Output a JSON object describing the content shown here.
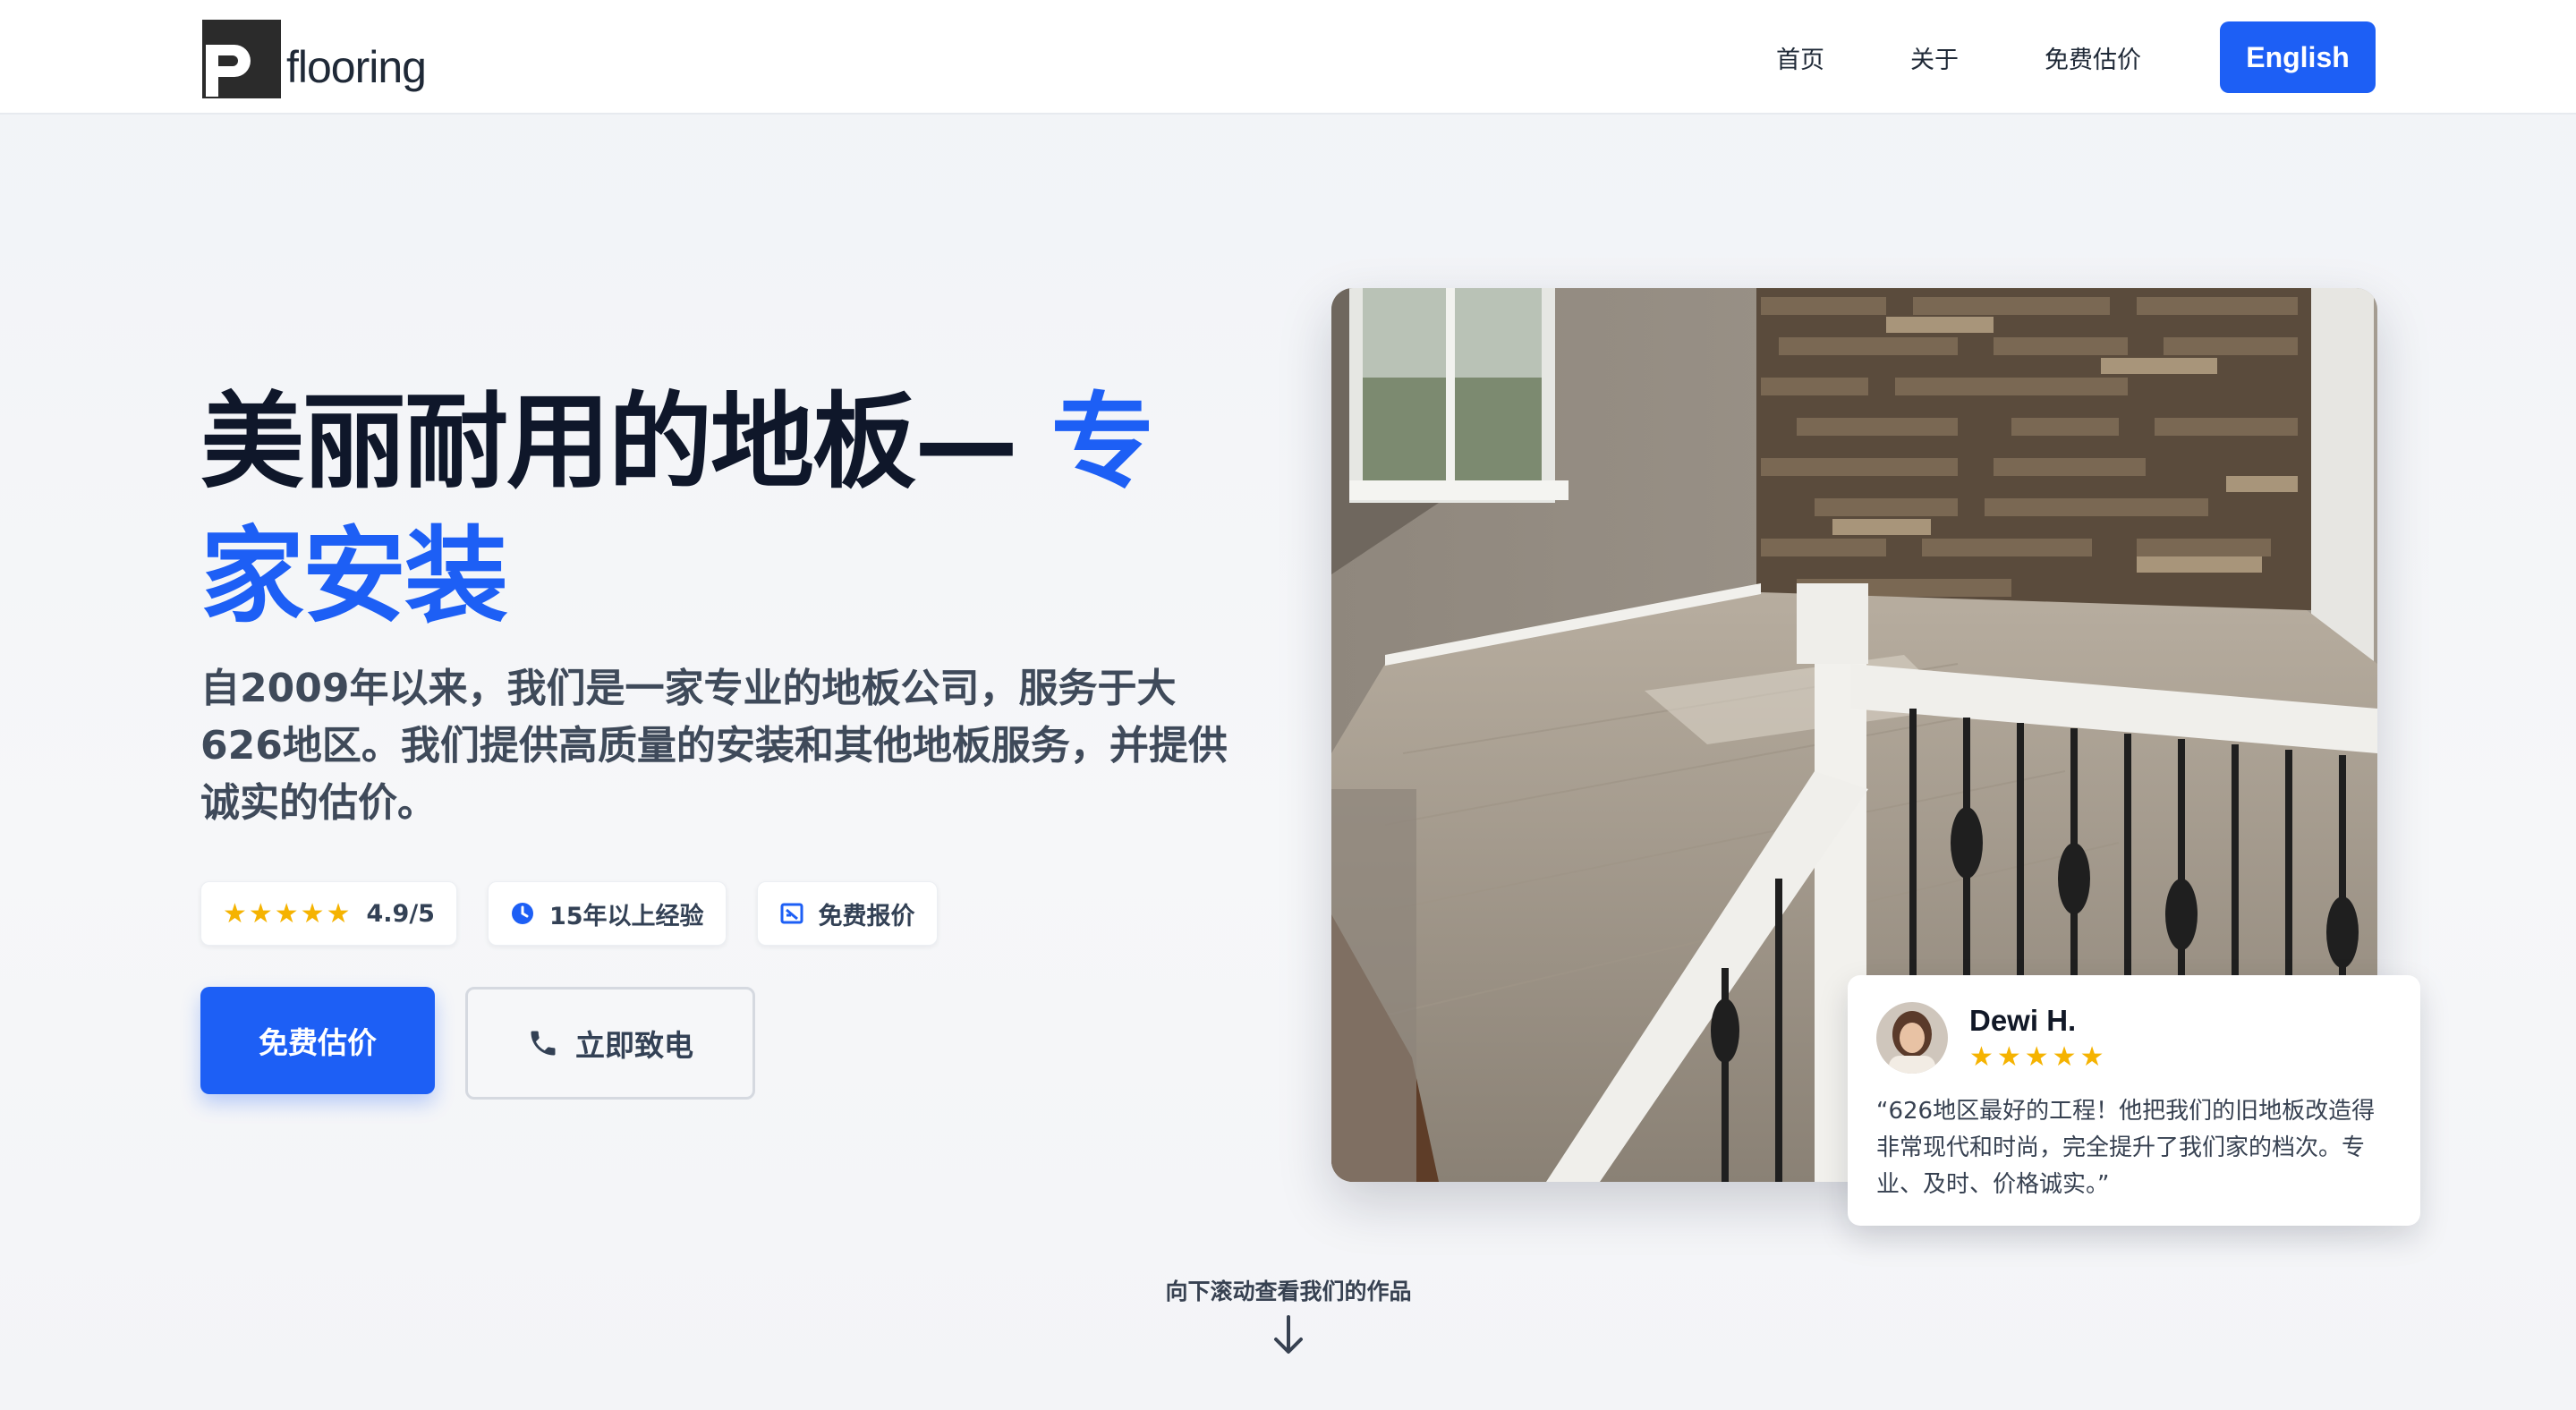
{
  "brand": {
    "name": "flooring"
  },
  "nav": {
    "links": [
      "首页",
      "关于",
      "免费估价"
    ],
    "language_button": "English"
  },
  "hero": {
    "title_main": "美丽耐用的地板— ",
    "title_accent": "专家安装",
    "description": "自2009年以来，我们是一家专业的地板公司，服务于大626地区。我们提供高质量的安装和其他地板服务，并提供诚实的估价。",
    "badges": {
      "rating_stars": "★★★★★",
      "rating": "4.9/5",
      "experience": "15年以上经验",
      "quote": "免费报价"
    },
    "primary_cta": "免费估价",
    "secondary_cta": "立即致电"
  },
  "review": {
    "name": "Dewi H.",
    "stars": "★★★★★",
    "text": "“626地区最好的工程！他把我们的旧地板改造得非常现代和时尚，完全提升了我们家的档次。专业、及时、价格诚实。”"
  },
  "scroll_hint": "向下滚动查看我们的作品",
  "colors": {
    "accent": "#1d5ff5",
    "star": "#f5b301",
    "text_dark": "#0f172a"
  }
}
==
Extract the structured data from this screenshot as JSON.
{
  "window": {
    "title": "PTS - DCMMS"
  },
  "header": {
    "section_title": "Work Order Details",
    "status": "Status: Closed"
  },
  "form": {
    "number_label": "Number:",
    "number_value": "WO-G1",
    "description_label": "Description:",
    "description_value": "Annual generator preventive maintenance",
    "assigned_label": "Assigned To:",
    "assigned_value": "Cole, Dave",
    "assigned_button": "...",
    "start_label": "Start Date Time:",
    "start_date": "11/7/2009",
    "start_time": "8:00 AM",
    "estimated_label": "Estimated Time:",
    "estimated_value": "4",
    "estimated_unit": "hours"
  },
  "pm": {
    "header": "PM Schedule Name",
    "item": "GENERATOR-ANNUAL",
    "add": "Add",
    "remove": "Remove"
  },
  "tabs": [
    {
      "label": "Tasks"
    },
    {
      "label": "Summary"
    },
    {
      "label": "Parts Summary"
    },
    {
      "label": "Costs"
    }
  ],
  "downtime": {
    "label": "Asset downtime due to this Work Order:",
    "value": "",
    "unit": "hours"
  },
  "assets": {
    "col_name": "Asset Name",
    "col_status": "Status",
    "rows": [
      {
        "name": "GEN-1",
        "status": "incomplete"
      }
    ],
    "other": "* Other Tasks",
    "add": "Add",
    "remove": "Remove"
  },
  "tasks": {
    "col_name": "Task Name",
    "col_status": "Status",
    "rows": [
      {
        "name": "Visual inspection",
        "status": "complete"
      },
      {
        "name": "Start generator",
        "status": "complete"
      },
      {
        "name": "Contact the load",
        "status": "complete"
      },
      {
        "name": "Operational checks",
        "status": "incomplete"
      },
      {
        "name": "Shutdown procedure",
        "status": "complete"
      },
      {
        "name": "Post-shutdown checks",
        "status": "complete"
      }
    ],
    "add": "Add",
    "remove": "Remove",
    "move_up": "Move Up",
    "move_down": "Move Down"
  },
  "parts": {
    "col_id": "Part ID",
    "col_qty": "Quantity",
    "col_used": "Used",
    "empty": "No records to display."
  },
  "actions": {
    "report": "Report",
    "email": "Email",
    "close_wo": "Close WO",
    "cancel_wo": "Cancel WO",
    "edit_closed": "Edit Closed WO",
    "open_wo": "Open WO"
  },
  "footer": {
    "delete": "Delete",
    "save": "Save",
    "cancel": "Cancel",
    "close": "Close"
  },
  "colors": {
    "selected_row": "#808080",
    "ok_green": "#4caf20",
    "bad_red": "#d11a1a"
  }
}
--
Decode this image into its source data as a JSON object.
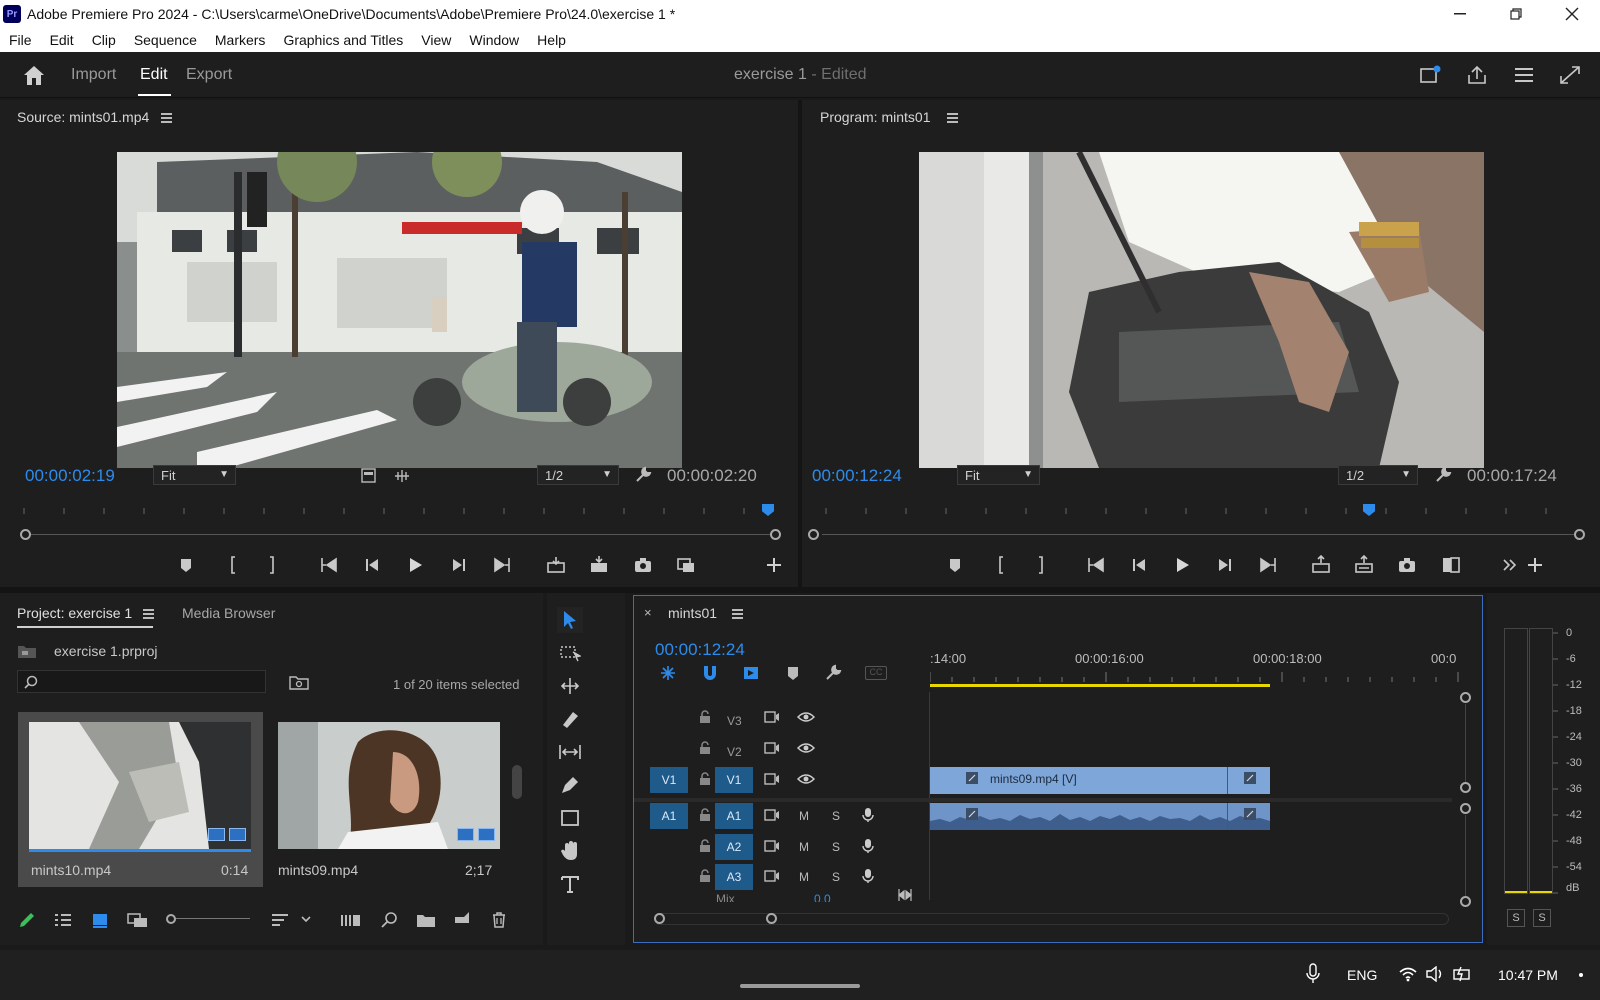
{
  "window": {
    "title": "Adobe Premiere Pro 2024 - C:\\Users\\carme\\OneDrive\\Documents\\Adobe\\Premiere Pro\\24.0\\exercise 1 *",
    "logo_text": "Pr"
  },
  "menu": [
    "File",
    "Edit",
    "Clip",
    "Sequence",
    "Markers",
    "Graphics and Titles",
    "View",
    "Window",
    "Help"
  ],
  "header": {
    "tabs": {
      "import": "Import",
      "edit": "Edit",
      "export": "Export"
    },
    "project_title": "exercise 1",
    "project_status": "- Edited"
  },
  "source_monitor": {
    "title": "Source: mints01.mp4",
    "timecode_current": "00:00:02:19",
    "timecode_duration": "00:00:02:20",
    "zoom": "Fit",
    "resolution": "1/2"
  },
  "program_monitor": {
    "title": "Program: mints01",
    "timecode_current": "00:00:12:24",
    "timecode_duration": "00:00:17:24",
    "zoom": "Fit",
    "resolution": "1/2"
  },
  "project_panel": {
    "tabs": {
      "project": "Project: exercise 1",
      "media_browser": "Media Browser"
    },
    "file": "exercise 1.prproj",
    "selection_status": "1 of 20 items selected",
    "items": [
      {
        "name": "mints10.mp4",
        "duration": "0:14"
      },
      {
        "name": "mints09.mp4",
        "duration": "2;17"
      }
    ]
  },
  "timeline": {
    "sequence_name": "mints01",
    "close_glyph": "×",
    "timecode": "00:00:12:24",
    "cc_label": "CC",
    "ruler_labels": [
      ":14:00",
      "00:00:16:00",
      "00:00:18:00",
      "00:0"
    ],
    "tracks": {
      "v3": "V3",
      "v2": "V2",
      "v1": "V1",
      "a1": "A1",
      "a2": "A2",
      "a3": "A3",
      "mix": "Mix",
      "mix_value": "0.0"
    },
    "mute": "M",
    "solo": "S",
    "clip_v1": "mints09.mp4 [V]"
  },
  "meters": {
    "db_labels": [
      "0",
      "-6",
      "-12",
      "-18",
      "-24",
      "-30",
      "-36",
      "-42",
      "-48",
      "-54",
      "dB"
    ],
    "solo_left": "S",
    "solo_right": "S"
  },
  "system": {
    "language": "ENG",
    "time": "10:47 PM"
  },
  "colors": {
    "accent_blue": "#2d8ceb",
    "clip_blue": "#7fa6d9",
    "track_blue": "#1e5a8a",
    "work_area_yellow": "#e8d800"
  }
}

### The task
Where a line contains "object", copy that line.

### Correct response
Output a JSON object describing the content shown here.
Decode this image into its source data as a JSON object.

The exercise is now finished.